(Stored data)
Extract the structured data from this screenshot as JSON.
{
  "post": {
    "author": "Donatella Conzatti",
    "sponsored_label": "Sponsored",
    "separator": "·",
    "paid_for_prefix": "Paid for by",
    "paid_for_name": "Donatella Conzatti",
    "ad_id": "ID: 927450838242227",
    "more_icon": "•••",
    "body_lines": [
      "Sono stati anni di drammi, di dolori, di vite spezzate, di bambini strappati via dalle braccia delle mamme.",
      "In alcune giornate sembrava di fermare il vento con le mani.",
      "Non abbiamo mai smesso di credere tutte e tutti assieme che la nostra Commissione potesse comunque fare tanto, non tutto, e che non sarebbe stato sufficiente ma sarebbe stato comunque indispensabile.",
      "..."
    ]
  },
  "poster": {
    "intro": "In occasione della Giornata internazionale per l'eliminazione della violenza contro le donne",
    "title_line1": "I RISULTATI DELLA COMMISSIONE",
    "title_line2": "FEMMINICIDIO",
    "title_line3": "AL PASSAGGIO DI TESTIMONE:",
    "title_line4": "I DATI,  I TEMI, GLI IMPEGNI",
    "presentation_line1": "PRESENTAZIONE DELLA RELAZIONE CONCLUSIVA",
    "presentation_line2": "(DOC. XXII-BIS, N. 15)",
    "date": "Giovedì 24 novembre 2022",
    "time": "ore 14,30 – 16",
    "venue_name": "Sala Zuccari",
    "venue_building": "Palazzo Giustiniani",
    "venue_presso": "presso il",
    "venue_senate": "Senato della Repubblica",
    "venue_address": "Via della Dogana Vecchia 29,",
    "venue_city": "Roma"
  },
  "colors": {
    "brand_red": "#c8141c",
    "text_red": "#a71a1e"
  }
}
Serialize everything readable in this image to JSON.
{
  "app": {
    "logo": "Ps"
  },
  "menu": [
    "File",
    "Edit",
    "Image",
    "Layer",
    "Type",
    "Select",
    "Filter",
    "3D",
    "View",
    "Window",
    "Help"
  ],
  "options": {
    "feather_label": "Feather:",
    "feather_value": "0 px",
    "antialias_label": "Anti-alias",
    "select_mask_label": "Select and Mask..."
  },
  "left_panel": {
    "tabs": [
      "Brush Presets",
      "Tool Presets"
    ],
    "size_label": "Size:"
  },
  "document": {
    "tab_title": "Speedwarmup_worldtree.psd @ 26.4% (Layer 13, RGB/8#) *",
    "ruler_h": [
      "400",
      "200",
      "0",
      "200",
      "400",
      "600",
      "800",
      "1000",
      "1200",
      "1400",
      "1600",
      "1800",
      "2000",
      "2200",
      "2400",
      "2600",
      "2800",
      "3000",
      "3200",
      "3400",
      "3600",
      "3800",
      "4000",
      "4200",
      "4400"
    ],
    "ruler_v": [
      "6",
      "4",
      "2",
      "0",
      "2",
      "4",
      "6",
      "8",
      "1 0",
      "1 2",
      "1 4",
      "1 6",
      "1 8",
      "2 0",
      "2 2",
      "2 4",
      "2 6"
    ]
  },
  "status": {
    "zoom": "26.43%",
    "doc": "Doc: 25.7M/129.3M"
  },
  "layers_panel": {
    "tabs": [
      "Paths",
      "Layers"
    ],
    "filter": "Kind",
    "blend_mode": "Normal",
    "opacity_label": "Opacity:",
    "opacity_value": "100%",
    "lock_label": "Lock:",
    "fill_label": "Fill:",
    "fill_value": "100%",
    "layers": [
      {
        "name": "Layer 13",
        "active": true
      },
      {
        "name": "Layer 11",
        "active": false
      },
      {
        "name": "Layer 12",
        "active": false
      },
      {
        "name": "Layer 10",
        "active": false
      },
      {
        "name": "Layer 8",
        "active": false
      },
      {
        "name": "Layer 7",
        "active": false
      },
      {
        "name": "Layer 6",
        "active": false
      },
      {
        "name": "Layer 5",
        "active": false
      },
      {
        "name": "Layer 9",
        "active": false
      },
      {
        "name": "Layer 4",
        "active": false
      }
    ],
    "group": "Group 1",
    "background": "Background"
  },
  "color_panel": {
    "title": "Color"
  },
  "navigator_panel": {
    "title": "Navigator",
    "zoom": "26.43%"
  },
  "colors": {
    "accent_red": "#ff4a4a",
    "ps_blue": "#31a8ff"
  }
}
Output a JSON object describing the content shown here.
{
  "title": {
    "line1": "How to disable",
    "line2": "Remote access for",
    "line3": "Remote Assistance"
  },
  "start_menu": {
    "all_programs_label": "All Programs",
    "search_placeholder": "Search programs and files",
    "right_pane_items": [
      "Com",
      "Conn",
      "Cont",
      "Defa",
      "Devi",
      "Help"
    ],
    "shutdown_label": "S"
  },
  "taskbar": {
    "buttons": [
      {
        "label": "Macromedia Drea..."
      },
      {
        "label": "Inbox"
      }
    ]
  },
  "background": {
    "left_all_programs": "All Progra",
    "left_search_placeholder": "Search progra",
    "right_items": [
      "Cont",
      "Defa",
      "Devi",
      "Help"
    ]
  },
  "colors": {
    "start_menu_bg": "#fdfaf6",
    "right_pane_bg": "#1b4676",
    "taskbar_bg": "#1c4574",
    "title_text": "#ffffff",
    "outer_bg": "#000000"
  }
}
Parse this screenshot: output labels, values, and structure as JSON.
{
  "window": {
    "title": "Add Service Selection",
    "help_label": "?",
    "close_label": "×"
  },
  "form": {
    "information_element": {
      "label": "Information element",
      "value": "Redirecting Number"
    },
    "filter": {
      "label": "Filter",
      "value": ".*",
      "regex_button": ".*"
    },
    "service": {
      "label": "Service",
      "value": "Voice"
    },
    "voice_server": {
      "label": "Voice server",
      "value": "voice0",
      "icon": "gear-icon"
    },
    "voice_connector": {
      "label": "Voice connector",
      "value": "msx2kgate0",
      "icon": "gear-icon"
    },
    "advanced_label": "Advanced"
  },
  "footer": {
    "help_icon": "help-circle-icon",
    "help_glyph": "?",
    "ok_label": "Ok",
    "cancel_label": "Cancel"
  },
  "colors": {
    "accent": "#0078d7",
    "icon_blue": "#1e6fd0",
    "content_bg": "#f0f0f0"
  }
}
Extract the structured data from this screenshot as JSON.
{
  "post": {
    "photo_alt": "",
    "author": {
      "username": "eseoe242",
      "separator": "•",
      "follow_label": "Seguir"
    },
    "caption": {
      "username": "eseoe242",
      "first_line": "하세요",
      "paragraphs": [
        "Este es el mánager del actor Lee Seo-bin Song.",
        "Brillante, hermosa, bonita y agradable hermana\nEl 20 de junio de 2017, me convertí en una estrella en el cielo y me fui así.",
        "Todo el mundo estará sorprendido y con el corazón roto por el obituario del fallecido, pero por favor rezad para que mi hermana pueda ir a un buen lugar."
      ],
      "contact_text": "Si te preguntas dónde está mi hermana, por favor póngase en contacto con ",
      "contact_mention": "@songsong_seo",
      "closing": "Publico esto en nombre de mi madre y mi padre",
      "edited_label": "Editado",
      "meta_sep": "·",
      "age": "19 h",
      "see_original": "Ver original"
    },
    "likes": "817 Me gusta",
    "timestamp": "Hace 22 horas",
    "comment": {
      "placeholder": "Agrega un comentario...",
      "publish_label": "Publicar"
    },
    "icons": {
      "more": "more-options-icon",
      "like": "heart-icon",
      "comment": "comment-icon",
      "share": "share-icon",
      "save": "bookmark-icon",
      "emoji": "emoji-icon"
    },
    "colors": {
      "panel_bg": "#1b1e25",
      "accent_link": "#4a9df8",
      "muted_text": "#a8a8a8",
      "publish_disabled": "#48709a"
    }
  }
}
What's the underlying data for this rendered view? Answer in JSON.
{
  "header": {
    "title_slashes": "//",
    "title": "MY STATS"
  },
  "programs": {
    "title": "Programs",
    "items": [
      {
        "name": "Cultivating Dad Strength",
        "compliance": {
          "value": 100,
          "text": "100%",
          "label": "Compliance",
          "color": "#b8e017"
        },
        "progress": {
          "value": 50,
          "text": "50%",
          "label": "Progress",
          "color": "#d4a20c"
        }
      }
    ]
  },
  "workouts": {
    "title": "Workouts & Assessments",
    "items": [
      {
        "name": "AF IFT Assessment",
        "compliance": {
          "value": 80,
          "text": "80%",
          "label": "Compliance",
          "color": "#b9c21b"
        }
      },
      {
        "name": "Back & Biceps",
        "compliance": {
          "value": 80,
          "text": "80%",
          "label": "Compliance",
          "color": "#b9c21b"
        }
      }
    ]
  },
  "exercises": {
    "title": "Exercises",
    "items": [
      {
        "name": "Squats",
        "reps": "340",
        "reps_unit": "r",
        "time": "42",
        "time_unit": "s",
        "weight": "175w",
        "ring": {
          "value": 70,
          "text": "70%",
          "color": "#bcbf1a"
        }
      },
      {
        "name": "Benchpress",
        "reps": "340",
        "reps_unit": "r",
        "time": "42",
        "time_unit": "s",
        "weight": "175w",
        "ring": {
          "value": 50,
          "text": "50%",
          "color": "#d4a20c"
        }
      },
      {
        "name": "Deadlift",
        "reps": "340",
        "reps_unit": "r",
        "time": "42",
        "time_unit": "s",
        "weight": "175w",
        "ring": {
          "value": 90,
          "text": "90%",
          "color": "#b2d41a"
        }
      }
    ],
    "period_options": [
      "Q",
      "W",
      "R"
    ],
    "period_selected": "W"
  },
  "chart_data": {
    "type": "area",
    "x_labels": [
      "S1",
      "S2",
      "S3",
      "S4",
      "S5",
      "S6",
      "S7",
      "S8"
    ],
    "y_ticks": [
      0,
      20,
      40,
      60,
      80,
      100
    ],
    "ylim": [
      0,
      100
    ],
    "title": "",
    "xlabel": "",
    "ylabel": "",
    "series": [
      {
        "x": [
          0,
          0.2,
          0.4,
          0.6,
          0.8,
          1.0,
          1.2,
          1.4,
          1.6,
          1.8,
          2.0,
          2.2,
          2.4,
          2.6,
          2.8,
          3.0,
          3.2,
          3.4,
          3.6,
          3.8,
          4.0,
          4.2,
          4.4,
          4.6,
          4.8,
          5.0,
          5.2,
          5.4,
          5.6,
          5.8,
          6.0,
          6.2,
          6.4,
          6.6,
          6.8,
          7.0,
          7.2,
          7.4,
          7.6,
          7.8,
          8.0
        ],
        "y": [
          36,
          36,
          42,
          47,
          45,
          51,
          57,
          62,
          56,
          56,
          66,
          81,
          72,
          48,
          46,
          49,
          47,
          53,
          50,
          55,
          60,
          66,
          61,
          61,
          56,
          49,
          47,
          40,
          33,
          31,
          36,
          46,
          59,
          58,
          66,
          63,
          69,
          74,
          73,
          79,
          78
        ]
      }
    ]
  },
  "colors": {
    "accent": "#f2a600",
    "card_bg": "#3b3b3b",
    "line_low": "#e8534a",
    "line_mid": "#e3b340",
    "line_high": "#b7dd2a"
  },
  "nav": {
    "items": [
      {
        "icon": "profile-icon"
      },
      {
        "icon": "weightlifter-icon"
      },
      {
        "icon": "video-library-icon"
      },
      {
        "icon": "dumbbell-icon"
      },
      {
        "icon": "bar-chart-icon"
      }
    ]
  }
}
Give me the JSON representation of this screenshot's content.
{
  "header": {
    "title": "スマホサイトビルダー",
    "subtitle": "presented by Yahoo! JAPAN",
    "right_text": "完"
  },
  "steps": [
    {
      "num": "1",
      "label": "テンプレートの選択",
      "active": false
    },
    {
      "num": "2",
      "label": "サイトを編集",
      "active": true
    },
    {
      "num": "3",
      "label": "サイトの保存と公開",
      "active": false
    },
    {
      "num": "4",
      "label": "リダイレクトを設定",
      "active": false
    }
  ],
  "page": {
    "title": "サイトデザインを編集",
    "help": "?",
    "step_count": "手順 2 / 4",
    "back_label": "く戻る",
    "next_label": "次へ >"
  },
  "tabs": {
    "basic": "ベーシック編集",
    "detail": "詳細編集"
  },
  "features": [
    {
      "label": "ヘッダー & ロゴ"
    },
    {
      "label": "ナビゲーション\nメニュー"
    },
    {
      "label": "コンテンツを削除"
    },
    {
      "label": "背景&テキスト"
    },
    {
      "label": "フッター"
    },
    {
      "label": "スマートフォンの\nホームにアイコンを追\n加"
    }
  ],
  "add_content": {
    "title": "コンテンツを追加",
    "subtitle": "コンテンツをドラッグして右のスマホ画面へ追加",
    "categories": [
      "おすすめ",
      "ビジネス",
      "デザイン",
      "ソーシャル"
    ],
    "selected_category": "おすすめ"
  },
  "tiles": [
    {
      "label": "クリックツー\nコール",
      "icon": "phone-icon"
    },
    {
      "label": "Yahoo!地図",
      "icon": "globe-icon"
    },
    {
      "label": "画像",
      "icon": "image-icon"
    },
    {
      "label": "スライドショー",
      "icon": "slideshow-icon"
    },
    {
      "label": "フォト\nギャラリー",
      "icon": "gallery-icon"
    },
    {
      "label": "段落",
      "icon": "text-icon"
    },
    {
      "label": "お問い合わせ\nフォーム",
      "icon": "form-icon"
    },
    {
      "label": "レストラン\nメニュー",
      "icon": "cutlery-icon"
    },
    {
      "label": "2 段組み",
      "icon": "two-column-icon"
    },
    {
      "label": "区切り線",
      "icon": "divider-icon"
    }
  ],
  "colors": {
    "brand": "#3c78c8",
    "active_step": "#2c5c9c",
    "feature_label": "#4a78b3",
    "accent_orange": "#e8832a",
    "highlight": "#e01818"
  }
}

— Aim —
Only the number is wanted: count the lines of the records that hold the word "nメニュー".

— Output for this exercise —
2